+++ Excerpted data

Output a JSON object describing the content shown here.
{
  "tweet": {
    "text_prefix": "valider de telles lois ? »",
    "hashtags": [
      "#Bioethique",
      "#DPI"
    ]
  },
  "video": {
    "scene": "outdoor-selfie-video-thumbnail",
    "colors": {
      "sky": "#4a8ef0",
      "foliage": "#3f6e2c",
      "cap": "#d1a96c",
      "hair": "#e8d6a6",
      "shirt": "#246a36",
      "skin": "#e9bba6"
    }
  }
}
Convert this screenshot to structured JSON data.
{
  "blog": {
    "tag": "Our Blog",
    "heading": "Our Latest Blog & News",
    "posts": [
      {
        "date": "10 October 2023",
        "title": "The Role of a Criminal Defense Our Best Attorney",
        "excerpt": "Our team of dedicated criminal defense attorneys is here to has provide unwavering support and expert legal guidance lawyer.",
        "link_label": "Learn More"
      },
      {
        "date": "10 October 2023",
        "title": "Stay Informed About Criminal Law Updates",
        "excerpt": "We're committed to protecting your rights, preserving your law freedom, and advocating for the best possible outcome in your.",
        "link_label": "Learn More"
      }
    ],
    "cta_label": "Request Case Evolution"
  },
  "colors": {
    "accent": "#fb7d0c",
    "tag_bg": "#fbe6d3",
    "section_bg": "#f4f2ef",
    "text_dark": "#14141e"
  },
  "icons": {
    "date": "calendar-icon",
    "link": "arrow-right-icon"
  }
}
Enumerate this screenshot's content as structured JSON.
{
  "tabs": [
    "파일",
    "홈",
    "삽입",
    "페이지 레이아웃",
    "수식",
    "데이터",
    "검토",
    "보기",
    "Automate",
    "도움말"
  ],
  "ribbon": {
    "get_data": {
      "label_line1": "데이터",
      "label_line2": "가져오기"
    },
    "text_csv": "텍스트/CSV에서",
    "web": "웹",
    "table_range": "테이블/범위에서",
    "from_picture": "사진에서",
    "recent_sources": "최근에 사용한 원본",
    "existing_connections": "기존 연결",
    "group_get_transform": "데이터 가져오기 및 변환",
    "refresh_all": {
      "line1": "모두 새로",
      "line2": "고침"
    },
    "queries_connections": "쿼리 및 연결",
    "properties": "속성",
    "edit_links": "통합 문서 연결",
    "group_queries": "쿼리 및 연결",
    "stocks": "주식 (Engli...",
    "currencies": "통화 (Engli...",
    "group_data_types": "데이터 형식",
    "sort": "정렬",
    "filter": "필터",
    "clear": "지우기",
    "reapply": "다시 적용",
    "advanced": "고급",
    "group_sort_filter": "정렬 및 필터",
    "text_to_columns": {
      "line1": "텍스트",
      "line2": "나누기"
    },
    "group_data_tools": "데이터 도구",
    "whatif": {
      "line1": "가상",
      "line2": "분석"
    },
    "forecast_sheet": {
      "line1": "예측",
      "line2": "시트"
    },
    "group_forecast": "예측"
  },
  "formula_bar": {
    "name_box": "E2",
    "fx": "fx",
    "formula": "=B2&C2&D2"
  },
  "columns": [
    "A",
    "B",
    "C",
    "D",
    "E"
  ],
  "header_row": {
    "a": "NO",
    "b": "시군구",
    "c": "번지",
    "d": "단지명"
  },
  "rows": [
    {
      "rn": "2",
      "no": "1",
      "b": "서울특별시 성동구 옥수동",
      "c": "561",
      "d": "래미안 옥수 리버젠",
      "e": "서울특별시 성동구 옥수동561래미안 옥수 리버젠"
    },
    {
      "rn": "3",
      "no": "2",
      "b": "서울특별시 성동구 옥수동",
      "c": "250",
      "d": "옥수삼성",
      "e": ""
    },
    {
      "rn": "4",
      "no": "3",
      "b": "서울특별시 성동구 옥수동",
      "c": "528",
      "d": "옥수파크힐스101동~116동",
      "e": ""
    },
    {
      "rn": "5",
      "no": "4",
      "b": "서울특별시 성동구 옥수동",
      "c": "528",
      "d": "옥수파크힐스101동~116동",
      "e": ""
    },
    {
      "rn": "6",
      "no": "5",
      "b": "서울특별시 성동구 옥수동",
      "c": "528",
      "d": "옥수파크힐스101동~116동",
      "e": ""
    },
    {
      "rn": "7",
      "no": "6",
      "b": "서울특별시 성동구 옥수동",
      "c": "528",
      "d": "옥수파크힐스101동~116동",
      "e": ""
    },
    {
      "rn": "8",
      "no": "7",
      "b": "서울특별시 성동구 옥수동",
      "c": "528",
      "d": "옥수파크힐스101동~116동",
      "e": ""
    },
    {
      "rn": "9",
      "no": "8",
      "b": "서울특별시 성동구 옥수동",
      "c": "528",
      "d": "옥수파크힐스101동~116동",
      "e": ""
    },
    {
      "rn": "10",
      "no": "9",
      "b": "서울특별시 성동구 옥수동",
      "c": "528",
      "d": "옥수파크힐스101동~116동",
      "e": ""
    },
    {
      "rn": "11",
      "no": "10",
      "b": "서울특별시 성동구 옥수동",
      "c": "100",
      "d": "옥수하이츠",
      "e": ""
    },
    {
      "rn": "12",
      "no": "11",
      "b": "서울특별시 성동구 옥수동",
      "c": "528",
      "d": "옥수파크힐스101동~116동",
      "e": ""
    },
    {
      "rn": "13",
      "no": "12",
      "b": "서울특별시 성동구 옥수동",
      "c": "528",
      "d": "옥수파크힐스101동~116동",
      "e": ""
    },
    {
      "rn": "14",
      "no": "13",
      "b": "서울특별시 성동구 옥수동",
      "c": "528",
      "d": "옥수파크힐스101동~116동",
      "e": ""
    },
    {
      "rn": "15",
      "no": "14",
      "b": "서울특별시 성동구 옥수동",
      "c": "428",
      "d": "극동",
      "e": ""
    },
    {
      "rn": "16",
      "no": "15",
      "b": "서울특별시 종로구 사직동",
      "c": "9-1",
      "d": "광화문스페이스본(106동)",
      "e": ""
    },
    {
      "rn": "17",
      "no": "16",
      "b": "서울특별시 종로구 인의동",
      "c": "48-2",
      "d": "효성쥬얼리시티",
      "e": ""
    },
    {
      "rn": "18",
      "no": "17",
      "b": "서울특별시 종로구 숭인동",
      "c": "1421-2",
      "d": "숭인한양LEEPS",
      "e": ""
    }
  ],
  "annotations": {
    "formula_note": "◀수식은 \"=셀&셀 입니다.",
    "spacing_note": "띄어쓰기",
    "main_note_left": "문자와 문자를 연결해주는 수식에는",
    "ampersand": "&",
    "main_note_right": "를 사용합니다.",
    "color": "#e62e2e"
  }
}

++++++

Select all lines in the listing above where the word "video" appears, and show them.

_Task result_
  "video": {
    "scene": "outdoor-selfie-video-thumbnail",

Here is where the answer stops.